» Given problem: Count every line where "Water" shows up, and give that number only.

Structured figure records:
--------------------------------------------------

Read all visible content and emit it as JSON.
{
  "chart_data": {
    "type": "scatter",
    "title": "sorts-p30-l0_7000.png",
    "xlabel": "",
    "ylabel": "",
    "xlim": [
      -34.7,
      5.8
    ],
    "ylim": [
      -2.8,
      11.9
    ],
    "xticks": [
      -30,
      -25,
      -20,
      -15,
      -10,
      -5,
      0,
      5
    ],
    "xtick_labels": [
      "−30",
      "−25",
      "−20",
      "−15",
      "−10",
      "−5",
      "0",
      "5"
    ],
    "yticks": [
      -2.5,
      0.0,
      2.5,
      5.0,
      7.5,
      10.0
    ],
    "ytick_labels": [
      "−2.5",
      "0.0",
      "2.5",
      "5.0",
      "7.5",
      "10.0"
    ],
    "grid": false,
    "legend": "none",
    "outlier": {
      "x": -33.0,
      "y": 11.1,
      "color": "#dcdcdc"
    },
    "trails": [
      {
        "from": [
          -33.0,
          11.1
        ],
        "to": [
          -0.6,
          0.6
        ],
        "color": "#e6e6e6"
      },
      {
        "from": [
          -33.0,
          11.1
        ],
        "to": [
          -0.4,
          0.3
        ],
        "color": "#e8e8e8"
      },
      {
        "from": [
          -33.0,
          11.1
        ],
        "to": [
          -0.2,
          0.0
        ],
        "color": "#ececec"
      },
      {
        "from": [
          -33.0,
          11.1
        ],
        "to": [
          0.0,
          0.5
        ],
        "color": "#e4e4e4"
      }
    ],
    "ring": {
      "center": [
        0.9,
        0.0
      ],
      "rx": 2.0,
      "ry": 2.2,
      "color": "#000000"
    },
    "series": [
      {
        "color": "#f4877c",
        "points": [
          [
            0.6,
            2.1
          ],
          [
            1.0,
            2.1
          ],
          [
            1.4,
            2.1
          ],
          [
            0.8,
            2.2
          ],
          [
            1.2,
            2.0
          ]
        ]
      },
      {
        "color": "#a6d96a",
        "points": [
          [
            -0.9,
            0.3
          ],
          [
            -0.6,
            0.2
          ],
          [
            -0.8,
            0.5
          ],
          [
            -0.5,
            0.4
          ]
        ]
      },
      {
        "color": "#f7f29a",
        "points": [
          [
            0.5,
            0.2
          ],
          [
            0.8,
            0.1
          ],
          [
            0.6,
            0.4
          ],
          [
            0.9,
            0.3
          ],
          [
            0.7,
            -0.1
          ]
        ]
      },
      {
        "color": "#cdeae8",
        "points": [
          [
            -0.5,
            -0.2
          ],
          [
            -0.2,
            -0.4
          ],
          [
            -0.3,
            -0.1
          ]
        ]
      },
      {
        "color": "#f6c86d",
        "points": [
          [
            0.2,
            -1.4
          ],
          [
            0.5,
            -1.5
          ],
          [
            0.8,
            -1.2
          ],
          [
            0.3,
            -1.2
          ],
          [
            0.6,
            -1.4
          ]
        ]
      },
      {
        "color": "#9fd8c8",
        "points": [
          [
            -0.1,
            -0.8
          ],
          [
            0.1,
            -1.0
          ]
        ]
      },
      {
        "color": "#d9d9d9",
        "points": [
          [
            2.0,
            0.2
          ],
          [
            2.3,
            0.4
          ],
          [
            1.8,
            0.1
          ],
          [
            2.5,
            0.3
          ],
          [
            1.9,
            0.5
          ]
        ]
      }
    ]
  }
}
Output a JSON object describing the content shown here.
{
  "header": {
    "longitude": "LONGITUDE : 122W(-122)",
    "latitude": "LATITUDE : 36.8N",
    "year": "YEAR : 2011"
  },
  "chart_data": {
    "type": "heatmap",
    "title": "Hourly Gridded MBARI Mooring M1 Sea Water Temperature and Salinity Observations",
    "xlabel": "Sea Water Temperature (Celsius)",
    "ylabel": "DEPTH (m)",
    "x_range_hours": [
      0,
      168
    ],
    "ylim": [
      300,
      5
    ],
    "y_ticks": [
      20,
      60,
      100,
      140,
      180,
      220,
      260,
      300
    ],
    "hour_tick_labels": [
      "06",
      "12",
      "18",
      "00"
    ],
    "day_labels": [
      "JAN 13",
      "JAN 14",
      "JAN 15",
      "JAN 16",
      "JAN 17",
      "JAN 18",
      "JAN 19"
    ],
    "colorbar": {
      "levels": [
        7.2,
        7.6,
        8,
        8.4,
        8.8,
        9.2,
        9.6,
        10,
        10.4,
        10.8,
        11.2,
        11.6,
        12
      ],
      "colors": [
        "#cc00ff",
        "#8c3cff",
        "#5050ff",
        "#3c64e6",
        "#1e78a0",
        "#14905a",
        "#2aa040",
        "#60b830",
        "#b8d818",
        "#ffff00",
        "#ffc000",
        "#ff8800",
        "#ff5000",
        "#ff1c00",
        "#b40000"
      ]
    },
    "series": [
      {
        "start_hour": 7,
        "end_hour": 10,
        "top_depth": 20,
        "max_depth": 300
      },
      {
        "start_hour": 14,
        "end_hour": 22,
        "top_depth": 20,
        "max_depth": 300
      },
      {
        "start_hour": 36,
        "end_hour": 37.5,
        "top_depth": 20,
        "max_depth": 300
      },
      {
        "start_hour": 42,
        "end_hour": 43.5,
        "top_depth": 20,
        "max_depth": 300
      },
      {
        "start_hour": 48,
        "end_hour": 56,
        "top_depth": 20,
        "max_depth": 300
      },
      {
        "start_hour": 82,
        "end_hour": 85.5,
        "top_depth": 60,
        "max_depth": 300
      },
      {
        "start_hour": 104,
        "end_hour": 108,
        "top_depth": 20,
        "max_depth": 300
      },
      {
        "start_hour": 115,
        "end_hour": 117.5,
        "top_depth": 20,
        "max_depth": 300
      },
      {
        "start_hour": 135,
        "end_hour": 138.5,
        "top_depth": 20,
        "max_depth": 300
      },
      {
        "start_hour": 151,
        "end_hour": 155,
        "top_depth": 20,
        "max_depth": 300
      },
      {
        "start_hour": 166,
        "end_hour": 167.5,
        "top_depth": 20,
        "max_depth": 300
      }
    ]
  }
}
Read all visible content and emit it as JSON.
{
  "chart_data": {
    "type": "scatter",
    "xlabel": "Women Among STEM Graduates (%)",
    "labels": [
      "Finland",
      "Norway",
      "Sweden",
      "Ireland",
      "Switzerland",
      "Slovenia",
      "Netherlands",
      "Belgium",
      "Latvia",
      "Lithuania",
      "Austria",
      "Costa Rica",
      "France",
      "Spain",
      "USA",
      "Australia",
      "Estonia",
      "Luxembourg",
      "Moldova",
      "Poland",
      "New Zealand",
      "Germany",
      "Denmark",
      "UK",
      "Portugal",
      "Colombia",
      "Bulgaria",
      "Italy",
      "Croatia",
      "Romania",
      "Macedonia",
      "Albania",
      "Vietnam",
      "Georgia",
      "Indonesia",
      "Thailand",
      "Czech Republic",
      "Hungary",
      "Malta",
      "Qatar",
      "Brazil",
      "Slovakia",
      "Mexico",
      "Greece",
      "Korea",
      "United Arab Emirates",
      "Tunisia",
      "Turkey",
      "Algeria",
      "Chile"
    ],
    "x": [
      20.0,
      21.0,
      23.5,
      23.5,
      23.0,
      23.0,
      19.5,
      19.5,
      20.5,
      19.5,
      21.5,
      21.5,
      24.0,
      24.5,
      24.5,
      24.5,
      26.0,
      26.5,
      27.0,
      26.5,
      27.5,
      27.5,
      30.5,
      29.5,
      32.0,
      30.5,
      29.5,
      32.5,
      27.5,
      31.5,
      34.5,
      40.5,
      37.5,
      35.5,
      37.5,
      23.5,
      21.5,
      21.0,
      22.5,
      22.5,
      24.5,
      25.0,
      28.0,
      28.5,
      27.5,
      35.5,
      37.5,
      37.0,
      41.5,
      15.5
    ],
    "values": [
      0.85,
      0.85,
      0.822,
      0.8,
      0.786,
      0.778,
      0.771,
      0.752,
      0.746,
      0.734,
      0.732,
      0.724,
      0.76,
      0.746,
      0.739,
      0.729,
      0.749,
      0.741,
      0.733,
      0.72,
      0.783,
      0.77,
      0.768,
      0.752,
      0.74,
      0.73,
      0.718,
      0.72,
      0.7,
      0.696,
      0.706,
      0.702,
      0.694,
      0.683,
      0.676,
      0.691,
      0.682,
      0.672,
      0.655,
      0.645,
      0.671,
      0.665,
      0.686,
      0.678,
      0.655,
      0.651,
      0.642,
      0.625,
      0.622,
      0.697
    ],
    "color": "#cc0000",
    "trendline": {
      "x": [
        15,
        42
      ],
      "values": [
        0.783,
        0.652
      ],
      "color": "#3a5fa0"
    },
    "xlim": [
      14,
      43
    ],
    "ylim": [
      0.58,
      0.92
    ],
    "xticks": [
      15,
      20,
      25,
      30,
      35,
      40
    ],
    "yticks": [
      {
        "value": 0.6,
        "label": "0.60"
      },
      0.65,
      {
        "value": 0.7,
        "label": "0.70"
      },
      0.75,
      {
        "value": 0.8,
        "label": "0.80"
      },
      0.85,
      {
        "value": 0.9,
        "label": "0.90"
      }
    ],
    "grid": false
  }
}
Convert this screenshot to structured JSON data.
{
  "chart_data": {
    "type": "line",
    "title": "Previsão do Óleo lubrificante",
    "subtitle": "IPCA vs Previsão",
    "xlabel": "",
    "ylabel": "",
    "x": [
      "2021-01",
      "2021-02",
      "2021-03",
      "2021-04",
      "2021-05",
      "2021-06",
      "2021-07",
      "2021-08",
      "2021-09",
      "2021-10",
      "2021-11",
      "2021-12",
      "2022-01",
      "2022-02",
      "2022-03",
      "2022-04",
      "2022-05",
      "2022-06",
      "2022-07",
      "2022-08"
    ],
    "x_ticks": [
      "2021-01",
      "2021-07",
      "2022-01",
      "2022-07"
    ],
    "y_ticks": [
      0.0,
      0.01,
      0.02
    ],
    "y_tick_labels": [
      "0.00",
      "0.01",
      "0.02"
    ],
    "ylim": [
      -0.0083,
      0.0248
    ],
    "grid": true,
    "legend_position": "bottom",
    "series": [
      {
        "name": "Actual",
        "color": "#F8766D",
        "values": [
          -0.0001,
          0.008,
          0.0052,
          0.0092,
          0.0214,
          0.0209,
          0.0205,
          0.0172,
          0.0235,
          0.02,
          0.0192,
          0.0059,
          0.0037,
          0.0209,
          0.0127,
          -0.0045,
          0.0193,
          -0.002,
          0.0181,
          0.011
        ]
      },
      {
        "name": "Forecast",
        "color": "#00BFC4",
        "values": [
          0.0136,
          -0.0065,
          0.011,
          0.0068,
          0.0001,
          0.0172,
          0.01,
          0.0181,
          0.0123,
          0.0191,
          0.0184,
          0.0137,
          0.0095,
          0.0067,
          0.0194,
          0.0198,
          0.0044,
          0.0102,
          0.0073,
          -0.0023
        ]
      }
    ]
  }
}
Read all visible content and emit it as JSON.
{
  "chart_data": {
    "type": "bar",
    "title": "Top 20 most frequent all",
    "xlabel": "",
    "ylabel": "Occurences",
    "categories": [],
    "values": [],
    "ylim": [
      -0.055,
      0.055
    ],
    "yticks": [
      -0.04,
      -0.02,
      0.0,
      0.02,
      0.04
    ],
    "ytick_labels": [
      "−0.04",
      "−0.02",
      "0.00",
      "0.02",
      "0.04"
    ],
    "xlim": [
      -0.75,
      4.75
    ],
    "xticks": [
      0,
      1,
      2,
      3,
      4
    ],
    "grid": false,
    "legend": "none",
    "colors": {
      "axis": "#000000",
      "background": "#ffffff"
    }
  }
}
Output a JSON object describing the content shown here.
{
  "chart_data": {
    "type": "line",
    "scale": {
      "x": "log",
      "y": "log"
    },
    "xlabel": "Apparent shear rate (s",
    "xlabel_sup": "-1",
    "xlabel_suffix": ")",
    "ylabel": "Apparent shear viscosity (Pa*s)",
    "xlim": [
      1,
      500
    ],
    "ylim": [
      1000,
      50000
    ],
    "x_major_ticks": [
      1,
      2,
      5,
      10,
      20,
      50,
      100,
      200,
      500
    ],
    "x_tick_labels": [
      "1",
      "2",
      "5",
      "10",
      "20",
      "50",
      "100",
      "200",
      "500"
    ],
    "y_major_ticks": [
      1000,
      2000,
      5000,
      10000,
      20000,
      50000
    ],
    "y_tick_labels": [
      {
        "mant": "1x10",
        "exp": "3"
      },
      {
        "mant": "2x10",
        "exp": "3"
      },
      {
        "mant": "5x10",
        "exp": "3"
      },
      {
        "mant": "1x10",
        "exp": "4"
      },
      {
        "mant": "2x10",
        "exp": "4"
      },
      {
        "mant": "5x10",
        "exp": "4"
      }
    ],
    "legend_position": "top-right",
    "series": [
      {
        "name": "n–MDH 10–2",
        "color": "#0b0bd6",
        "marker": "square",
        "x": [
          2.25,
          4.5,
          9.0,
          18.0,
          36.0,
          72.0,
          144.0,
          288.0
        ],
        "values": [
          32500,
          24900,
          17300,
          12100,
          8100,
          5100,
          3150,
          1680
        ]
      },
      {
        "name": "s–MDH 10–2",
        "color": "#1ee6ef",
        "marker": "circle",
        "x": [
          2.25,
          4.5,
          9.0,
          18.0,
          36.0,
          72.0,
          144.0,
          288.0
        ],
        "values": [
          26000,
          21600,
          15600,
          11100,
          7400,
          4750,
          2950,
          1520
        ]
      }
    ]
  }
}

--------------------------------------------------

» Worked answer: 2